[START Records shown]
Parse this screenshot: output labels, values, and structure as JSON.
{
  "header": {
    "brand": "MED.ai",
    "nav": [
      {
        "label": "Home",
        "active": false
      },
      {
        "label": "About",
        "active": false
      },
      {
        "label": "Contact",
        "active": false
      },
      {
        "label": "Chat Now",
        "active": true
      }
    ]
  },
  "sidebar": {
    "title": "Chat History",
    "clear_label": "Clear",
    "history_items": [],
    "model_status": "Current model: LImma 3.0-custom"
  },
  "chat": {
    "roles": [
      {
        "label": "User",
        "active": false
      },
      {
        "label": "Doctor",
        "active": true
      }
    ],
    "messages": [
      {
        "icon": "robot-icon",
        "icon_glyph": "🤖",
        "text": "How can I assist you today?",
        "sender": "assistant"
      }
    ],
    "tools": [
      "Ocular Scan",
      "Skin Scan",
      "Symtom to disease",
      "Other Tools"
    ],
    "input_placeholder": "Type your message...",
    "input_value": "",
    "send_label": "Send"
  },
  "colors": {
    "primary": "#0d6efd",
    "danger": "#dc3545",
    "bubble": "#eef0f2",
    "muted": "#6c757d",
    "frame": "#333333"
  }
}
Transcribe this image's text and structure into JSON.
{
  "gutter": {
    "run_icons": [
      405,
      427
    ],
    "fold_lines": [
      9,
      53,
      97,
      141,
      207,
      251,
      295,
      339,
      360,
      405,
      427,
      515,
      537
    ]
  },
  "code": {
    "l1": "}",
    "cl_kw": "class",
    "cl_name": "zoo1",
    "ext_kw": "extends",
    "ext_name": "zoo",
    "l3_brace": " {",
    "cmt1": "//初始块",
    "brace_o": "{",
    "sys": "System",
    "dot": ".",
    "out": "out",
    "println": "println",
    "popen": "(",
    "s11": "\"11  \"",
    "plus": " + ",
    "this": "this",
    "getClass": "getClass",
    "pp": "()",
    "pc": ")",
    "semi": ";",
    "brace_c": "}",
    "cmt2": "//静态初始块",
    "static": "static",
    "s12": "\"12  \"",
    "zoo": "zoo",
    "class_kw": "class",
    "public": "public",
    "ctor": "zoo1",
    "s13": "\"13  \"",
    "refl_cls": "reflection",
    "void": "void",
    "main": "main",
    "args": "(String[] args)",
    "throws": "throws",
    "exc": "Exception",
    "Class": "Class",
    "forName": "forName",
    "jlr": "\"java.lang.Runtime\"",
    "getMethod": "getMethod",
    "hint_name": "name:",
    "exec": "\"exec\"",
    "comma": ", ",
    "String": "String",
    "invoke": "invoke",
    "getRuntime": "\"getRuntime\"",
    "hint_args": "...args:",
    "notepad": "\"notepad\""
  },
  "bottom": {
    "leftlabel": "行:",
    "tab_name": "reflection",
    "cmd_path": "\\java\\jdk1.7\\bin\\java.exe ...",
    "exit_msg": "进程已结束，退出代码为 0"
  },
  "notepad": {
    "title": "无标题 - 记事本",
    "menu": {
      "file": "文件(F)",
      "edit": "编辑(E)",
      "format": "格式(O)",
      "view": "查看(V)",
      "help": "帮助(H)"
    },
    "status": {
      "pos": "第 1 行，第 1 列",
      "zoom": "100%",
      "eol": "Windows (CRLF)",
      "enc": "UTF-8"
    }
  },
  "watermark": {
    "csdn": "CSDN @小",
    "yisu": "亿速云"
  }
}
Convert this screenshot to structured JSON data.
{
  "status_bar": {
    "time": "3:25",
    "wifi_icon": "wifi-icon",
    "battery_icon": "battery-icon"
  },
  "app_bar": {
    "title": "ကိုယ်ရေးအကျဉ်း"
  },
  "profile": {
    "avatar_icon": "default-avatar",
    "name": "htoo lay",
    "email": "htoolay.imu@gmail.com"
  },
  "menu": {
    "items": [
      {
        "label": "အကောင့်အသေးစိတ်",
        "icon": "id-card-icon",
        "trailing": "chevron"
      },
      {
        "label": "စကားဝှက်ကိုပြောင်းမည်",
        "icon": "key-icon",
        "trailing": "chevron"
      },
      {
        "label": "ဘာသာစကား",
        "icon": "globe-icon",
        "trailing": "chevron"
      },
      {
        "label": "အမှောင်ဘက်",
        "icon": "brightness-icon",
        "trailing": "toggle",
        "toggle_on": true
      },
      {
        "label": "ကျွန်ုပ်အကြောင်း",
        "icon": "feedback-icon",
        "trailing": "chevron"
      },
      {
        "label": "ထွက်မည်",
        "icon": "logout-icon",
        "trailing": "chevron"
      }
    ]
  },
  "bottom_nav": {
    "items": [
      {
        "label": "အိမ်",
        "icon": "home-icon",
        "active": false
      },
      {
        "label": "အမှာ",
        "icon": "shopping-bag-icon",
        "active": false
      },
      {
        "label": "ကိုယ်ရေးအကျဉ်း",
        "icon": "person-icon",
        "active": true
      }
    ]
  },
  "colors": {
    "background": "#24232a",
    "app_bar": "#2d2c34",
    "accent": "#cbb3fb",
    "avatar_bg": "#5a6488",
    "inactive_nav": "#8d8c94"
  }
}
[END Records shown]
Task description
Restate each record exactly as written.

Completed task
Parse this screenshot: output labels, values, and structure as JSON.
{
  "header": {
    "brand": "MED.ai",
    "nav": [
      {
        "label": "Home",
        "active": false
      },
      {
        "label": "About",
        "active": false
      },
      {
        "label": "Contact",
        "active": false
      },
      {
        "label": "Chat Now",
        "active": true
      }
    ]
  },
  "sidebar": {
    "title": "Chat History",
    "clear_label": "Clear",
    "history_items": [],
    "model_status": "Current model: LImma 3.0-custom"
  },
  "chat": {
    "roles": [
      {
        "label": "User",
        "active": false
      },
      {
        "label": "Doctor",
        "active": true
      }
    ],
    "messages": [
      {
        "icon": "robot-icon",
        "icon_glyph": "🤖",
        "text": "How can I assist you today?",
        "sender": "assistant"
      }
    ],
    "tools": [
      "Ocular Scan",
      "Skin Scan",
      "Symtom to disease",
      "Other Tools"
    ],
    "input_placeholder": "Type your message...",
    "input_value": "",
    "send_label": "Send"
  },
  "colors": {
    "primary": "#0d6efd",
    "danger": "#dc3545",
    "bubble": "#eef0f2",
    "muted": "#6c757d",
    "frame": "#333333"
  }
}
Transcribe this image's text and structure into JSON.
{
  "gutter": {
    "run_icons": [
      405,
      427
    ],
    "fold_lines": [
      9,
      53,
      97,
      141,
      207,
      251,
      295,
      339,
      360,
      405,
      427,
      515,
      537
    ]
  },
  "code": {
    "l1": "}",
    "cl_kw": "class",
    "cl_name": "zoo1",
    "ext_kw": "extends",
    "ext_name": "zoo",
    "l3_brace": " {",
    "cmt1": "//初始块",
    "brace_o": "{",
    "sys": "System",
    "dot": ".",
    "out": "out",
    "println": "println",
    "popen": "(",
    "s11": "\"11  \"",
    "plus": " + ",
    "this": "this",
    "getClass": "getClass",
    "pp": "()",
    "pc": ")",
    "semi": ";",
    "brace_c": "}",
    "cmt2": "//静态初始块",
    "static": "static",
    "s12": "\"12  \"",
    "zoo": "zoo",
    "class_kw": "class",
    "public": "public",
    "ctor": "zoo1",
    "s13": "\"13  \"",
    "refl_cls": "reflection",
    "void": "void",
    "main": "main",
    "args": "(String[] args)",
    "throws": "throws",
    "exc": "Exception",
    "Class": "Class",
    "forName": "forName",
    "jlr": "\"java.lang.Runtime\"",
    "getMethod": "getMethod",
    "hint_name": "name:",
    "exec": "\"exec\"",
    "comma": ", ",
    "String": "String",
    "invoke": "invoke",
    "getRuntime": "\"getRuntime\"",
    "hint_args": "...args:",
    "notepad": "\"notepad\""
  },
  "bottom": {
    "leftlabel": "行:",
    "tab_name": "reflection",
    "cmd_path": "\\java\\jdk1.7\\bin\\java.exe ...",
    "exit_msg": "进程已结束，退出代码为 0"
  },
  "notepad": {
    "title": "无标题 - 记事本",
    "menu": {
      "file": "文件(F)",
      "edit": "编辑(E)",
      "format": "格式(O)",
      "view": "查看(V)",
      "help": "帮助(H)"
    },
    "status": {
      "pos": "第 1 行，第 1 列",
      "zoom": "100%",
      "eol": "Windows (CRLF)",
      "enc": "UTF-8"
    }
  },
  "watermark": {
    "csdn": "CSDN @小",
    "yisu": "亿速云"
  }
}
Convert this screenshot to structured JSON data.
{
  "status_bar": {
    "time": "3:25",
    "wifi_icon": "wifi-icon",
    "battery_icon": "battery-icon"
  },
  "app_bar": {
    "title": "ကိုယ်ရေးအကျဉ်း"
  },
  "profile": {
    "avatar_icon": "default-avatar",
    "name": "htoo lay",
    "email": "htoolay.imu@gmail.com"
  },
  "menu": {
    "items": [
      {
        "label": "အကောင့်အသေးစိတ်",
        "icon": "id-card-icon",
        "trailing": "chevron"
      },
      {
        "label": "စကားဝှက်ကိုပြောင်းမည်",
        "icon": "key-icon",
        "trailing": "chevron"
      },
      {
        "label": "ဘာသာစကား",
        "icon": "globe-icon",
        "trailing": "chevron"
      },
      {
        "label": "အမှောင်ဘက်",
        "icon": "brightness-icon",
        "trailing": "toggle",
        "toggle_on": true
      },
      {
        "label": "ကျွန်ုပ်အကြောင်း",
        "icon": "feedback-icon",
        "trailing": "chevron"
      },
      {
        "label": "ထွက်မည်",
        "icon": "logout-icon",
        "trailing": "chevron"
      }
    ]
  },
  "bottom_nav": {
    "items": [
      {
        "label": "အိမ်",
        "icon": "home-icon",
        "active": false
      },
      {
        "label": "အမှာ",
        "icon": "shopping-bag-icon",
        "active": false
      },
      {
        "label": "ကိုယ်ရေးအကျဉ်း",
        "icon": "person-icon",
        "active": true
      }
    ]
  },
  "colors": {
    "background": "#24232a",
    "app_bar": "#2d2c34",
    "accent": "#cbb3fb",
    "avatar_bg": "#5a6488",
    "inactive_nav": "#8d8c94"
  }
}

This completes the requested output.